■ **DIRECTIONS FOR THIS TASK**:
Rewrite the rows starting at the one containing "section-heading-content-analysis: 二 、教学内容分析：" and ending at the one containing "student-activity-heading: 学生活动 <box>130 607", substituting "classmate" for "partner" and keeping everything else the same.

■ **SOURCE RECORDS**:

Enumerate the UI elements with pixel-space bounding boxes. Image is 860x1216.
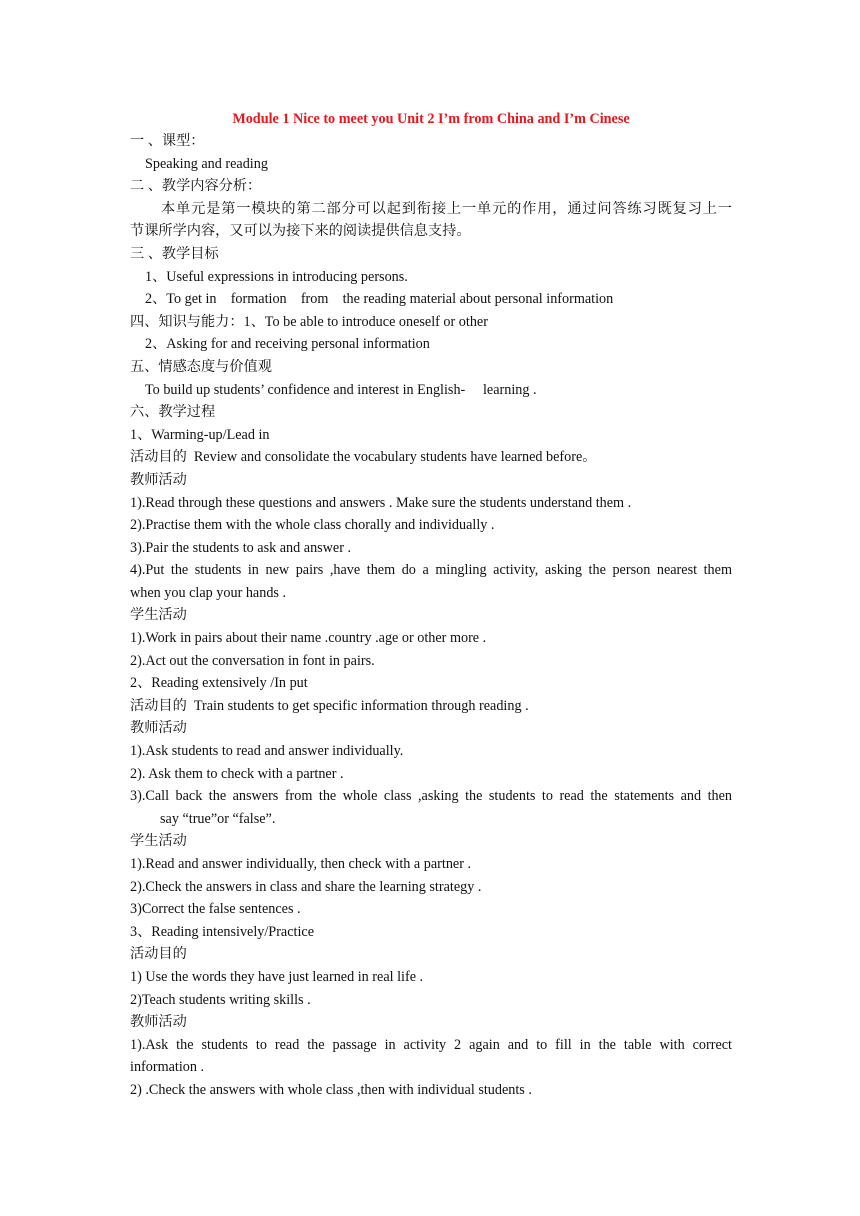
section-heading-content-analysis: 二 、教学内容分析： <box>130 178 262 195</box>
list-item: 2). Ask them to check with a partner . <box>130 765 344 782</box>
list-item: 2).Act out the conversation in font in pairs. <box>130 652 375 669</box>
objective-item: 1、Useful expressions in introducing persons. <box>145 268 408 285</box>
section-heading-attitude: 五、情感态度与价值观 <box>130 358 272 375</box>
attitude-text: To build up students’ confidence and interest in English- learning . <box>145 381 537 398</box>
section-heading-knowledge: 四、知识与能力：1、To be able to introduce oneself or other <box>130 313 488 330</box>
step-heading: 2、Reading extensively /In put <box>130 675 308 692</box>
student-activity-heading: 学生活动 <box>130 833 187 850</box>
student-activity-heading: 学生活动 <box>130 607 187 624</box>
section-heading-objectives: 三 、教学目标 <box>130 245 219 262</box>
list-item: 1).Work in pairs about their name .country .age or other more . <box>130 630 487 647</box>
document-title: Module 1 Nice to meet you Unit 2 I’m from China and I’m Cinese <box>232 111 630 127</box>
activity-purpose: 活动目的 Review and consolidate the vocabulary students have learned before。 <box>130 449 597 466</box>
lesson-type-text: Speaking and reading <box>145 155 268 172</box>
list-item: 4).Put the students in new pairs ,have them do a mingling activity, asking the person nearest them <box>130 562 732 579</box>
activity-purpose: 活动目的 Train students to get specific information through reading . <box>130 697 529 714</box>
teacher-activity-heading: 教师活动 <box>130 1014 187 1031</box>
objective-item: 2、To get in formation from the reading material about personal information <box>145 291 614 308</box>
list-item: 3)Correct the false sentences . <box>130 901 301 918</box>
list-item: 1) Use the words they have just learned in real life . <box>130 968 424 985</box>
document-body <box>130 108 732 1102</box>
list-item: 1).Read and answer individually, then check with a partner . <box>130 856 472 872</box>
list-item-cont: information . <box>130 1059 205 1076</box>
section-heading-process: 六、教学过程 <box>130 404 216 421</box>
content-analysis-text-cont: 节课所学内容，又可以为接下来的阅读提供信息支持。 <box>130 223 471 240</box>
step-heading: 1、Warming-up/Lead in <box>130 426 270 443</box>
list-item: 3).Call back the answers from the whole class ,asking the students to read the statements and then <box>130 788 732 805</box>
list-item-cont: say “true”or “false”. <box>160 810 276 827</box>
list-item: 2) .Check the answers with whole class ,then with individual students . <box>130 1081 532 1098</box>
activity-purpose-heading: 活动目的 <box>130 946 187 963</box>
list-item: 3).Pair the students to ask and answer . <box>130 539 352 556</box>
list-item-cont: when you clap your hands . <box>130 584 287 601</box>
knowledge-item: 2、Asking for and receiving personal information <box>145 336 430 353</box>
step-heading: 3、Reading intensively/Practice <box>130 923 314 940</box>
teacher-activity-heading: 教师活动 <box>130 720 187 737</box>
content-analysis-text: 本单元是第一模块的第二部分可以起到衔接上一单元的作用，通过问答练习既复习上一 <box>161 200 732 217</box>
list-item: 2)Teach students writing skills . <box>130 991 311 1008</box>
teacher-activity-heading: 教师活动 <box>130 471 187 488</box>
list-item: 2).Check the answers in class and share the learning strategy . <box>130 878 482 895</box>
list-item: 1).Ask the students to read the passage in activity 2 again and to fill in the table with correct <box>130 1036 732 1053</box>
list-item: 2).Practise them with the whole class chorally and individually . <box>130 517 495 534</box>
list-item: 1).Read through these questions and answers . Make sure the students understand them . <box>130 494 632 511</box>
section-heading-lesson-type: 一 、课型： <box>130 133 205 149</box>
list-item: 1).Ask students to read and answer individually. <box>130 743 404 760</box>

* * *

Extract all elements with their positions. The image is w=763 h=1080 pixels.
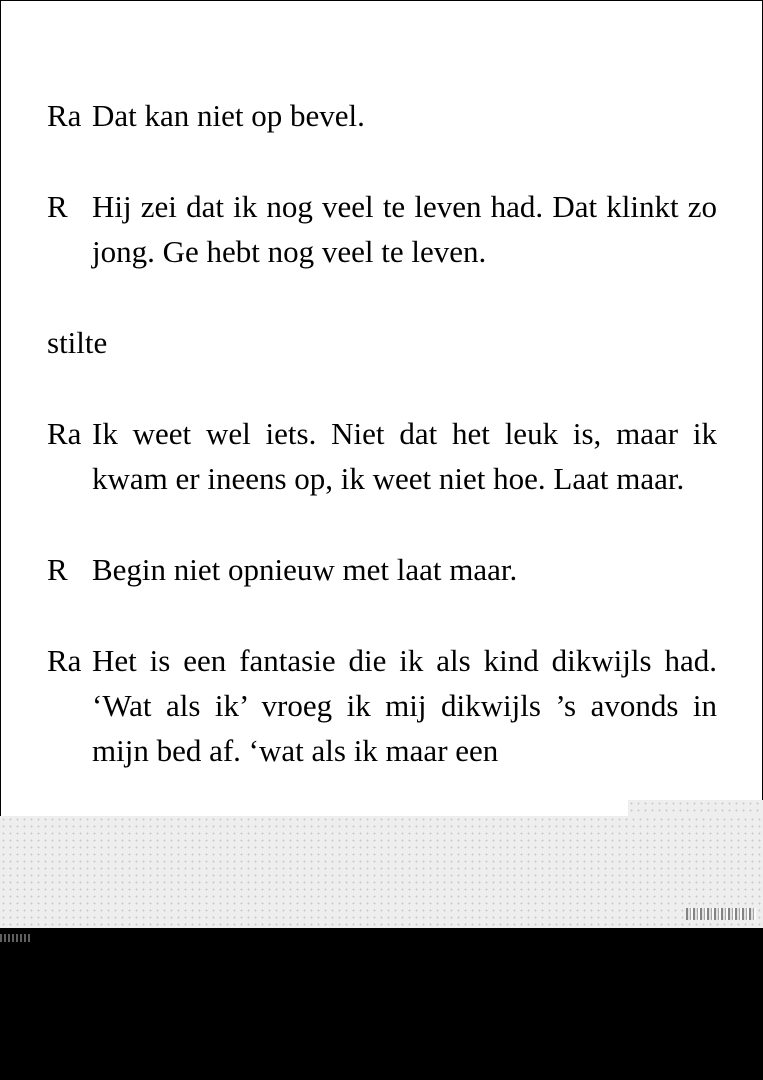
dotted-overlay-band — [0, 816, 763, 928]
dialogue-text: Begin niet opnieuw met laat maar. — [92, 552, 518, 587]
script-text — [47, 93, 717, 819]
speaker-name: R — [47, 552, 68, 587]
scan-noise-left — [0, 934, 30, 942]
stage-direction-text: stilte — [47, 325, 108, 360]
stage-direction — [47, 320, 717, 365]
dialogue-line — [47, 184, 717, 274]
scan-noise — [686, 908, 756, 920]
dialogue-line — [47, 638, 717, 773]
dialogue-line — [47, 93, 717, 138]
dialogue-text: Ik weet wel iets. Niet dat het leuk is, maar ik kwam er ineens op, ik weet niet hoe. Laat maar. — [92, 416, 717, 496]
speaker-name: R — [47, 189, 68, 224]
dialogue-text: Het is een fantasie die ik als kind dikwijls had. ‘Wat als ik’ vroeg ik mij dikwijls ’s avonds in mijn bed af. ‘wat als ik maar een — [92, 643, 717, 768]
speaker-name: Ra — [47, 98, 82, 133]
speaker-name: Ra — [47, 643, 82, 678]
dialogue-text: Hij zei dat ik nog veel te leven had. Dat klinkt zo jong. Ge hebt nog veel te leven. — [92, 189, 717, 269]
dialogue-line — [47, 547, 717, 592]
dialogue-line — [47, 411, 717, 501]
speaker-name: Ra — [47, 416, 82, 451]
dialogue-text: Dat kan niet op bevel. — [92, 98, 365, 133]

■ **ANSWER TO THE TASK**:
section-heading-content-analysis: 二 、教学内容分析： <box>130 178 262 195</box>
list-item: 2). Ask them to check with a classmate . <box>130 765 344 782</box>
list-item: 2).Act out the conversation in font in pairs. <box>130 652 375 669</box>
objective-item: 1、Useful expressions in introducing persons. <box>145 268 408 285</box>
section-heading-attitude: 五、情感态度与价值观 <box>130 358 272 375</box>
attitude-text: To build up students’ confidence and interest in English- learning . <box>145 381 537 398</box>
section-heading-knowledge: 四、知识与能力：1、To be able to introduce oneself or other <box>130 313 488 330</box>
step-heading: 2、Reading extensively /In put <box>130 675 308 692</box>
student-activity-heading: 学生活动 <box>130 833 187 850</box>
student-activity-heading: 学生活动 <box>130 607 187 624</box>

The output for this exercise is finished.